Dataset excerpt:

* begin *

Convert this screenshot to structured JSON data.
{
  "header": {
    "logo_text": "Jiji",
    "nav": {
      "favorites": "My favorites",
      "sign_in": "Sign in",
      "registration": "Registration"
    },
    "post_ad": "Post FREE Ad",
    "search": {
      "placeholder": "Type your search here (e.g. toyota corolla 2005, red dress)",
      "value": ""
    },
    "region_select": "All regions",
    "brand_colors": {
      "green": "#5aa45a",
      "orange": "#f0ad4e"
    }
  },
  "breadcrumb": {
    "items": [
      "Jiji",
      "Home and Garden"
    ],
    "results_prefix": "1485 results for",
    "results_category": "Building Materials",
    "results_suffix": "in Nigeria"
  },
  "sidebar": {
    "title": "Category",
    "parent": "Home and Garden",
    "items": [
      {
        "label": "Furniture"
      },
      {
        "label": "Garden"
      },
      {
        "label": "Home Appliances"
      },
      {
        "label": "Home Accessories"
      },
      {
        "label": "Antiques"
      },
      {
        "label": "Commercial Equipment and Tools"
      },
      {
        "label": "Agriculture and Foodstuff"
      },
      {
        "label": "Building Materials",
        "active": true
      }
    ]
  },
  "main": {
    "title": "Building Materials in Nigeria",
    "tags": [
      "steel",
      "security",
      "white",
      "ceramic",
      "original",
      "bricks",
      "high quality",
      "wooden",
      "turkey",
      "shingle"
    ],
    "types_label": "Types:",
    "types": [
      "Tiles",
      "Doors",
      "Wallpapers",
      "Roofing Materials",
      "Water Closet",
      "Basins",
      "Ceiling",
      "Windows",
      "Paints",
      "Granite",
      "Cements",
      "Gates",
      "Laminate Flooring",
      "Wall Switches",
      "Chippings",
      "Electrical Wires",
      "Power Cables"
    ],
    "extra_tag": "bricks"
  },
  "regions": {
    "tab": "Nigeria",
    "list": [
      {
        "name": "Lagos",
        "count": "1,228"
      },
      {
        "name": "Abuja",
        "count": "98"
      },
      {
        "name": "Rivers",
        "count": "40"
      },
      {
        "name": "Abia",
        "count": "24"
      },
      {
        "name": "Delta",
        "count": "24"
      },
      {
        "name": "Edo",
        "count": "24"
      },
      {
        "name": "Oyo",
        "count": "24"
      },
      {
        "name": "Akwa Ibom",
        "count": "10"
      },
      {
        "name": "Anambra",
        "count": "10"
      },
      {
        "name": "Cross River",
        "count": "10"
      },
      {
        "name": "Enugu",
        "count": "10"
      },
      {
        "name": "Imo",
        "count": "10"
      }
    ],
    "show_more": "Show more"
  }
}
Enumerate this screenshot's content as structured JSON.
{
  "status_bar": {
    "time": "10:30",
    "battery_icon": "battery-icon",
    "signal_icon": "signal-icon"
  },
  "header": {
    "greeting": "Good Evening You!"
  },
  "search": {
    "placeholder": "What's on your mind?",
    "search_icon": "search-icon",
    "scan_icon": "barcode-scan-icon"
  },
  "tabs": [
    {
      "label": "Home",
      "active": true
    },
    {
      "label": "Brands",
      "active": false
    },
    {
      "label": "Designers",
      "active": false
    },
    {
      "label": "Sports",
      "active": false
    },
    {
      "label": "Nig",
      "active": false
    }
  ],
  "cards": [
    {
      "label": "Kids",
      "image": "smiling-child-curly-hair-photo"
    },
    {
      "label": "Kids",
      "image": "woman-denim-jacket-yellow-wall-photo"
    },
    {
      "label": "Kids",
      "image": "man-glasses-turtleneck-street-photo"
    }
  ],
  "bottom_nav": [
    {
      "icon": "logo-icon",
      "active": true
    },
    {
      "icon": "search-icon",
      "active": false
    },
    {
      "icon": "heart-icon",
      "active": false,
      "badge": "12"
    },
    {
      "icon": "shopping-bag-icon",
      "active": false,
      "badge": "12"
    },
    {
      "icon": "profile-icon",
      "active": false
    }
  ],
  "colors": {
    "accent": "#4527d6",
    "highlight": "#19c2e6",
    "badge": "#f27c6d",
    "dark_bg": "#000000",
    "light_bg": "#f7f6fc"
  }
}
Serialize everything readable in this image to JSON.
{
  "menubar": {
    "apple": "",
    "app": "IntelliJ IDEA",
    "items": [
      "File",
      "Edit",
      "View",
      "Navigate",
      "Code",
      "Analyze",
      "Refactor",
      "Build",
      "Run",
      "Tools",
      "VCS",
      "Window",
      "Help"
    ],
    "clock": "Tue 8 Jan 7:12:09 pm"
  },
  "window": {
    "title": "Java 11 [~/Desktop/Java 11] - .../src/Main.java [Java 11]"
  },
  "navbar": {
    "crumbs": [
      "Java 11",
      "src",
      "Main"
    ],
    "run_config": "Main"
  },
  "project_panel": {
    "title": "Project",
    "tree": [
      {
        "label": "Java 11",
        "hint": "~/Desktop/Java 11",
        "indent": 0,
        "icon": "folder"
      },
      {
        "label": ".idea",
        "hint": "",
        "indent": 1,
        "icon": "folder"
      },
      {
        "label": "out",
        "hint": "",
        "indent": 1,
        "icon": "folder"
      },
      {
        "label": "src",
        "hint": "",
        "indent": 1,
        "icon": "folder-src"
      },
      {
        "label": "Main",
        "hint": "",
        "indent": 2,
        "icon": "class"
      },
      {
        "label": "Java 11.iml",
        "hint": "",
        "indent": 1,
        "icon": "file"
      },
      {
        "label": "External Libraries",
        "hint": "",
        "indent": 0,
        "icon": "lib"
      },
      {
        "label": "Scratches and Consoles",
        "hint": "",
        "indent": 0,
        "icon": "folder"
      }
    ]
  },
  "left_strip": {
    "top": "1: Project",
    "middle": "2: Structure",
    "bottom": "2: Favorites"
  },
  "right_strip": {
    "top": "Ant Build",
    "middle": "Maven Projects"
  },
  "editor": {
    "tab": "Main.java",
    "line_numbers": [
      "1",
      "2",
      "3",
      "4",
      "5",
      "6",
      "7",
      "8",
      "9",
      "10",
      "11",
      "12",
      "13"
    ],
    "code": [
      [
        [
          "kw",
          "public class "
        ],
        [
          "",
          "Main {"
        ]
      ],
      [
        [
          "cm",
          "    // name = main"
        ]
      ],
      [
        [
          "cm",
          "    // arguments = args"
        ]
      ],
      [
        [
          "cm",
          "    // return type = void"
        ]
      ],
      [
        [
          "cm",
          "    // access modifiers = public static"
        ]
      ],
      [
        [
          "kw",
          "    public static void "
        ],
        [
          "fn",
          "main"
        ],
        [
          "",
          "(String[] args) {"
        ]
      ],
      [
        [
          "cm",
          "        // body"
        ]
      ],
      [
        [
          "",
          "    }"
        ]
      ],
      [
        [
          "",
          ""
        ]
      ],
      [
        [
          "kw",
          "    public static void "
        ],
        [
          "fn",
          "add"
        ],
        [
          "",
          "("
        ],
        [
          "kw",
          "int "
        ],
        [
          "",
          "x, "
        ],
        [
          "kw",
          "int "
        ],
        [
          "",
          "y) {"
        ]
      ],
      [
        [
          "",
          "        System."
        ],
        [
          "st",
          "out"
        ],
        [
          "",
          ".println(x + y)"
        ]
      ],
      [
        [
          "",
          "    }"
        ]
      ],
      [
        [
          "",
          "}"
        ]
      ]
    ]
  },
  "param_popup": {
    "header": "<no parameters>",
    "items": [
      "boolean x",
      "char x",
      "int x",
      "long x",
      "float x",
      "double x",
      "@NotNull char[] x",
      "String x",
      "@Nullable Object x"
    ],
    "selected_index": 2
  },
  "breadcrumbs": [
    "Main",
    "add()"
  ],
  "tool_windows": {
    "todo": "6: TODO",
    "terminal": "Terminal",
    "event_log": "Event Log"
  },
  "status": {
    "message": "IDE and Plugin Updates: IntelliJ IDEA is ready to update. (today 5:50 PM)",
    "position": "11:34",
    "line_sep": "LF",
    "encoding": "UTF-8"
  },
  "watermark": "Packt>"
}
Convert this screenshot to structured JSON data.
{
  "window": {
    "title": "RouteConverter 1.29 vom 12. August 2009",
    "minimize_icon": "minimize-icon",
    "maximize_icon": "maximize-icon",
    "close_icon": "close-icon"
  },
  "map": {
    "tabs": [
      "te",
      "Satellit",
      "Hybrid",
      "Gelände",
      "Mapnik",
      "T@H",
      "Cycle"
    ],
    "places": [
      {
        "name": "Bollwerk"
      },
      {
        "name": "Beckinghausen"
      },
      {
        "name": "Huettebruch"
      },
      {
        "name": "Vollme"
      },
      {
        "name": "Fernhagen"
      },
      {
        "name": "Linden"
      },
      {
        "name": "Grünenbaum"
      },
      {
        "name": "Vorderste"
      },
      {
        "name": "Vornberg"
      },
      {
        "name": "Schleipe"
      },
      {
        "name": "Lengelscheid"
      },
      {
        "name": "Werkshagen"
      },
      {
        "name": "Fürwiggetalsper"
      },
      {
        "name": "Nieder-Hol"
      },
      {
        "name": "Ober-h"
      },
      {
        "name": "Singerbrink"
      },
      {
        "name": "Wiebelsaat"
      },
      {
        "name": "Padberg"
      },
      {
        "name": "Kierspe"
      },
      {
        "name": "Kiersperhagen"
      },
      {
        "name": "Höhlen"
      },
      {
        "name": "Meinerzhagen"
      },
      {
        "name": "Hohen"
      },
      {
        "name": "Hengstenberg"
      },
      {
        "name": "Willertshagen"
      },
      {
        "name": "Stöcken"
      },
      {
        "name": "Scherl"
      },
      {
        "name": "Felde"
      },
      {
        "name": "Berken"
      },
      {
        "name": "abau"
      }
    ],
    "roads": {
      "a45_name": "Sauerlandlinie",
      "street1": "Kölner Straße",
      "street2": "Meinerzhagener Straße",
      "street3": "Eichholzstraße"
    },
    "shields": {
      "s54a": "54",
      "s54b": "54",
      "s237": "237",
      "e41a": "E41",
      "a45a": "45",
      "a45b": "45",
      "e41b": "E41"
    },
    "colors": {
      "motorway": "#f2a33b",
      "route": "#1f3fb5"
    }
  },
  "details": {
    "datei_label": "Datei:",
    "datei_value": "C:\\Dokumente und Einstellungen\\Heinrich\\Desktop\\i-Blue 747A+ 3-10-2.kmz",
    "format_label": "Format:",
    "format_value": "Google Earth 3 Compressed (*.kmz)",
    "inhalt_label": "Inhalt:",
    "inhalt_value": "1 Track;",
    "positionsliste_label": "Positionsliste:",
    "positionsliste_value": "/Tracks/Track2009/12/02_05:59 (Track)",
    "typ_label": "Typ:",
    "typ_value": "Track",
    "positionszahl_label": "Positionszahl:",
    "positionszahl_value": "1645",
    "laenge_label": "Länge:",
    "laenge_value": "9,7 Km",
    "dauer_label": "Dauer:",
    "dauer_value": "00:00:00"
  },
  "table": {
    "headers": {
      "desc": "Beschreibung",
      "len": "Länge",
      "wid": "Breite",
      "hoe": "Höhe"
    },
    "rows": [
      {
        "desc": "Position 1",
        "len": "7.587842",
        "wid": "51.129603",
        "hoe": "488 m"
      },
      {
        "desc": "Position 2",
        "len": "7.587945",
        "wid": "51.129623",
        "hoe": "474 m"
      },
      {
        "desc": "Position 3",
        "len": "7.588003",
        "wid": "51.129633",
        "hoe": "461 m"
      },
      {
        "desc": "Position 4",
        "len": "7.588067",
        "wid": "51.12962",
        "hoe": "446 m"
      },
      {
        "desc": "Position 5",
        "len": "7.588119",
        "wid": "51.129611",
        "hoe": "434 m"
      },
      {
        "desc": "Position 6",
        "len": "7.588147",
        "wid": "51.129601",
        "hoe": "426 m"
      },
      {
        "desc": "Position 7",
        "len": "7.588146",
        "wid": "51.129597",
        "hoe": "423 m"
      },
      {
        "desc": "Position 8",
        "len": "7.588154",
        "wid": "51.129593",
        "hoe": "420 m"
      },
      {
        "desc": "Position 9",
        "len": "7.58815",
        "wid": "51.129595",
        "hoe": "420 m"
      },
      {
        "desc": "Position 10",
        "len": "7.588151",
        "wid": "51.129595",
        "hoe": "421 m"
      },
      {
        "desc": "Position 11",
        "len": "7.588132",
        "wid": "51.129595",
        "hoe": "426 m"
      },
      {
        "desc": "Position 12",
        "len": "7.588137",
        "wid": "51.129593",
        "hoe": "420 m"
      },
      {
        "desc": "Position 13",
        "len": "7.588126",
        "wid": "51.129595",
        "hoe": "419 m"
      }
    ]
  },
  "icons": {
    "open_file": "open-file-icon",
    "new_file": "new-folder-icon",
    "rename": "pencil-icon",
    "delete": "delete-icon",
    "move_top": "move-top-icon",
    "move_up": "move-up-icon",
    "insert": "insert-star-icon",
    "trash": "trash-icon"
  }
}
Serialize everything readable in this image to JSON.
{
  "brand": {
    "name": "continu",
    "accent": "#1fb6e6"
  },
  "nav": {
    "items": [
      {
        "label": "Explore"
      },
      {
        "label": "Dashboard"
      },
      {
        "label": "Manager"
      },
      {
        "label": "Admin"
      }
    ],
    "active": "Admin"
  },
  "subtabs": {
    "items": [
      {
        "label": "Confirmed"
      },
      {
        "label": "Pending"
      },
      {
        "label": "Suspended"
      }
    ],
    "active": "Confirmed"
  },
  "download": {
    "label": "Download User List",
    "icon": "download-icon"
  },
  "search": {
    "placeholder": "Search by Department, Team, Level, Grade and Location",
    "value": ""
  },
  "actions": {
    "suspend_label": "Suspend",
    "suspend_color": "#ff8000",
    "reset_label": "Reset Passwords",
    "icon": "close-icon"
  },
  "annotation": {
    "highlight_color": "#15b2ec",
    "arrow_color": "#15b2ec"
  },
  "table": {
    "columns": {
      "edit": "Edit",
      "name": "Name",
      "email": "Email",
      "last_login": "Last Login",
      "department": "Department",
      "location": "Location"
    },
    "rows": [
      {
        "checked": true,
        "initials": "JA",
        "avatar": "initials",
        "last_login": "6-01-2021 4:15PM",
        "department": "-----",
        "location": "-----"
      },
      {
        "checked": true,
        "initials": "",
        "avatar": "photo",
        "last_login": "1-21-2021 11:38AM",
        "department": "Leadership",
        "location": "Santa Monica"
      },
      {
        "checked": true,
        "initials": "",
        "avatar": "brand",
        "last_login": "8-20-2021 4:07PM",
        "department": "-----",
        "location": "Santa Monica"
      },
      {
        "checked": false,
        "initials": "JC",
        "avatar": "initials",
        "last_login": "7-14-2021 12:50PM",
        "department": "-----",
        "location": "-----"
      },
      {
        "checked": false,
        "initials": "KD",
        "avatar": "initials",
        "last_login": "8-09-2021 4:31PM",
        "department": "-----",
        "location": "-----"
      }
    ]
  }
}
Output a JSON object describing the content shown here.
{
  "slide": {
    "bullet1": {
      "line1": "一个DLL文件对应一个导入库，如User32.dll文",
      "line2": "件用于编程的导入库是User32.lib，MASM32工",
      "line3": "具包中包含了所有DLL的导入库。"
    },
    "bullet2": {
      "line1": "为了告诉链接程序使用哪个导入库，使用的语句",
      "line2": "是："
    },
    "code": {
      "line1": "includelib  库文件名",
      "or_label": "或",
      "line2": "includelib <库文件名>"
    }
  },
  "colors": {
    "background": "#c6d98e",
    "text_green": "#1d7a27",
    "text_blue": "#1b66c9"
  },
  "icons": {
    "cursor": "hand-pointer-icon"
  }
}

* end *

PROMPT -
In the material above, find the lines that contain "here" and show them.

ANSWER TO THIS PROBLEM -
      "placeholder": "Type your search here (e.g. toyota corolla 2005, red dress)",
Output a JSON object describing the content shown here.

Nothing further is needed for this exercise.